Dataset items:
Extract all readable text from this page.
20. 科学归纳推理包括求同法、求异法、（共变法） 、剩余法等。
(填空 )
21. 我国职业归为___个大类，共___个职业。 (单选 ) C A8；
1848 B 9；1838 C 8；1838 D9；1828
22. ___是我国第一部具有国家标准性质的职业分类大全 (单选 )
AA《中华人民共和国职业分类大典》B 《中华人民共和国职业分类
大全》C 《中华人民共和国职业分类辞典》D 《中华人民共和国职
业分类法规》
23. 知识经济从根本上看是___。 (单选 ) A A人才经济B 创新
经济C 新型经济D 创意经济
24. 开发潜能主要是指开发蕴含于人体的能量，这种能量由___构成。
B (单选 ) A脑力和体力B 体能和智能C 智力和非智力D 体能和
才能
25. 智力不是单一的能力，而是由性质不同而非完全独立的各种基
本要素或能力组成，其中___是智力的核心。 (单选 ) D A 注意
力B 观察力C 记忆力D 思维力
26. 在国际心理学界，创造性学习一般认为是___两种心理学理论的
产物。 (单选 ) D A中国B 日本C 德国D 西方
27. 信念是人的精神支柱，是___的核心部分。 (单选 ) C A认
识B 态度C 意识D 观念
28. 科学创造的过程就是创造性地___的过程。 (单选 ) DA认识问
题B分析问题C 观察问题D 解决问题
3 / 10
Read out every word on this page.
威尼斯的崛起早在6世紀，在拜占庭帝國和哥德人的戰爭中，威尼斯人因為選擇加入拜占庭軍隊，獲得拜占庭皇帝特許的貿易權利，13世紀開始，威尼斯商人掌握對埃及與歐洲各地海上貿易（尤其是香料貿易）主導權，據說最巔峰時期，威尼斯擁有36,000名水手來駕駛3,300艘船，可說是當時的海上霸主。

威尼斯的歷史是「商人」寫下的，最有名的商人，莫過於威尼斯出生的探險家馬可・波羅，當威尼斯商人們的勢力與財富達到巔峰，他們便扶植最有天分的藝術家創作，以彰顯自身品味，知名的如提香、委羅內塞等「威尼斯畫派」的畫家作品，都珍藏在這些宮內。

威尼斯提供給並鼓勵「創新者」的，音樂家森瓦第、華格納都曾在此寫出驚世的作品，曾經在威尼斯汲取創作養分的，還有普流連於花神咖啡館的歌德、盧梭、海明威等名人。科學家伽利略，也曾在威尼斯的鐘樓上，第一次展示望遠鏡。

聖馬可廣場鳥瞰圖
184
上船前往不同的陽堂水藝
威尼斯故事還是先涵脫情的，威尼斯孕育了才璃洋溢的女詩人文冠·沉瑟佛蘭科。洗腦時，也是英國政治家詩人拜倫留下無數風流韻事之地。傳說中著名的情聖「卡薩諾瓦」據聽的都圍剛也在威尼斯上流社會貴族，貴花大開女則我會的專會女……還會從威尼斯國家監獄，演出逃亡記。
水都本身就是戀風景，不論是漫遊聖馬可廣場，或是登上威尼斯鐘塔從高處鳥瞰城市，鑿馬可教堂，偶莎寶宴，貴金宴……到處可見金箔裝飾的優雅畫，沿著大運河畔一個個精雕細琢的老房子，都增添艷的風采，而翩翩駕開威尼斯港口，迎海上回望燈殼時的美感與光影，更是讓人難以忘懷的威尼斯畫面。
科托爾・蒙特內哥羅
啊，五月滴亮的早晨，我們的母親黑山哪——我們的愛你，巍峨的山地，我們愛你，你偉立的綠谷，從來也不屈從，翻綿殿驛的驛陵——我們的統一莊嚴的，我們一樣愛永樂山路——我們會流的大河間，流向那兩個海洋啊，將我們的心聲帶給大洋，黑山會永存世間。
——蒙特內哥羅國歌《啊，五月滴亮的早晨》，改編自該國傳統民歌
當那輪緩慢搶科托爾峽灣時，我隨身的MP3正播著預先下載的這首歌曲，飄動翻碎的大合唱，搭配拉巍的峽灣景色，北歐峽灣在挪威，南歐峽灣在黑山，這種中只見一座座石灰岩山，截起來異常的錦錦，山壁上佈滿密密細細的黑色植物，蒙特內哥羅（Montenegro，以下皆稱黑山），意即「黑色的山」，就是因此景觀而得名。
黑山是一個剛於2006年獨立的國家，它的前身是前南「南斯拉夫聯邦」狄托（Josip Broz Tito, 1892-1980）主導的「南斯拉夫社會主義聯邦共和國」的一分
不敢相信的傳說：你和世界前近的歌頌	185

Set task | Produce an exact copy of the whole listing.

Output for this exercise |
Extract all readable text from this page.
20. 科学归纳推理包括求同法、求异法、（共变法） 、剩余法等。
(填空 )
21. 我国职业归为___个大类，共___个职业。 (单选 ) C A8；
1848 B 9；1838 C 8；1838 D9；1828
22. ___是我国第一部具有国家标准性质的职业分类大全 (单选 )
AA《中华人民共和国职业分类大典》B 《中华人民共和国职业分类
大全》C 《中华人民共和国职业分类辞典》D 《中华人民共和国职
业分类法规》
23. 知识经济从根本上看是___。 (单选 ) A A人才经济B 创新
经济C 新型经济D 创意经济
24. 开发潜能主要是指开发蕴含于人体的能量，这种能量由___构成。
B (单选 ) A脑力和体力B 体能和智能C 智力和非智力D 体能和
才能
25. 智力不是单一的能力，而是由性质不同而非完全独立的各种基
本要素或能力组成，其中___是智力的核心。 (单选 ) D A 注意
力B 观察力C 记忆力D 思维力
26. 在国际心理学界，创造性学习一般认为是___两种心理学理论的
产物。 (单选 ) D A中国B 日本C 德国D 西方
27. 信念是人的精神支柱，是___的核心部分。 (单选 ) C A认
识B 态度C 意识D 观念
28. 科学创造的过程就是创造性地___的过程。 (单选 ) DA认识问
题B分析问题C 观察问题D 解决问题
3 / 10
Read out every word on this page.
威尼斯的崛起早在6世紀，在拜占庭帝國和哥德人的戰爭中，威尼斯人因為選擇加入拜占庭軍隊，獲得拜占庭皇帝特許的貿易權利，13世紀開始，威尼斯商人掌握對埃及與歐洲各地海上貿易（尤其是香料貿易）主導權，據說最巔峰時期，威尼斯擁有36,000名水手來駕駛3,300艘船，可說是當時的海上霸主。

威尼斯的歷史是「商人」寫下的，最有名的商人，莫過於威尼斯出生的探險家馬可・波羅，當威尼斯商人們的勢力與財富達到巔峰，他們便扶植最有天分的藝術家創作，以彰顯自身品味，知名的如提香、委羅內塞等「威尼斯畫派」的畫家作品，都珍藏在這些宮內。

威尼斯提供給並鼓勵「創新者」的，音樂家森瓦第、華格納都曾在此寫出驚世的作品，曾經在威尼斯汲取創作養分的，還有普流連於花神咖啡館的歌德、盧梭、海明威等名人。科學家伽利略，也曾在威尼斯的鐘樓上，第一次展示望遠鏡。

聖馬可廣場鳥瞰圖
184
上船前往不同的陽堂水藝
威尼斯故事還是先涵脫情的，威尼斯孕育了才璃洋溢的女詩人文冠·沉瑟佛蘭科。洗腦時，也是英國政治家詩人拜倫留下無數風流韻事之地。傳說中著名的情聖「卡薩諾瓦」據聽的都圍剛也在威尼斯上流社會貴族，貴花大開女則我會的專會女……還會從威尼斯國家監獄，演出逃亡記。
水都本身就是戀風景，不論是漫遊聖馬可廣場，或是登上威尼斯鐘塔從高處鳥瞰城市，鑿馬可教堂，偶莎寶宴，貴金宴……到處可見金箔裝飾的優雅畫，沿著大運河畔一個個精雕細琢的老房子，都增添艷的風采，而翩翩駕開威尼斯港口，迎海上回望燈殼時的美感與光影，更是讓人難以忘懷的威尼斯畫面。
科托爾・蒙特內哥羅
啊，五月滴亮的早晨，我們的母親黑山哪——我們的愛你，巍峨的山地，我們愛你，你偉立的綠谷，從來也不屈從，翻綿殿驛的驛陵——我們的統一莊嚴的，我們一樣愛永樂山路——我們會流的大河間，流向那兩個海洋啊，將我們的心聲帶給大洋，黑山會永存世間。
——蒙特內哥羅國歌《啊，五月滴亮的早晨》，改編自該國傳統民歌
當那輪緩慢搶科托爾峽灣時，我隨身的MP3正播著預先下載的這首歌曲，飄動翻碎的大合唱，搭配拉巍的峽灣景色，北歐峽灣在挪威，南歐峽灣在黑山，這種中只見一座座石灰岩山，截起來異常的錦錦，山壁上佈滿密密細細的黑色植物，蒙特內哥羅（Montenegro，以下皆稱黑山），意即「黑色的山」，就是因此景觀而得名。
黑山是一個剛於2006年獨立的國家，它的前身是前南「南斯拉夫聯邦」狄托（Josip Broz Tito, 1892-1980）主導的「南斯拉夫社會主義聯邦共和國」的一分
不敢相信的傳說：你和世界前近的歌頌	185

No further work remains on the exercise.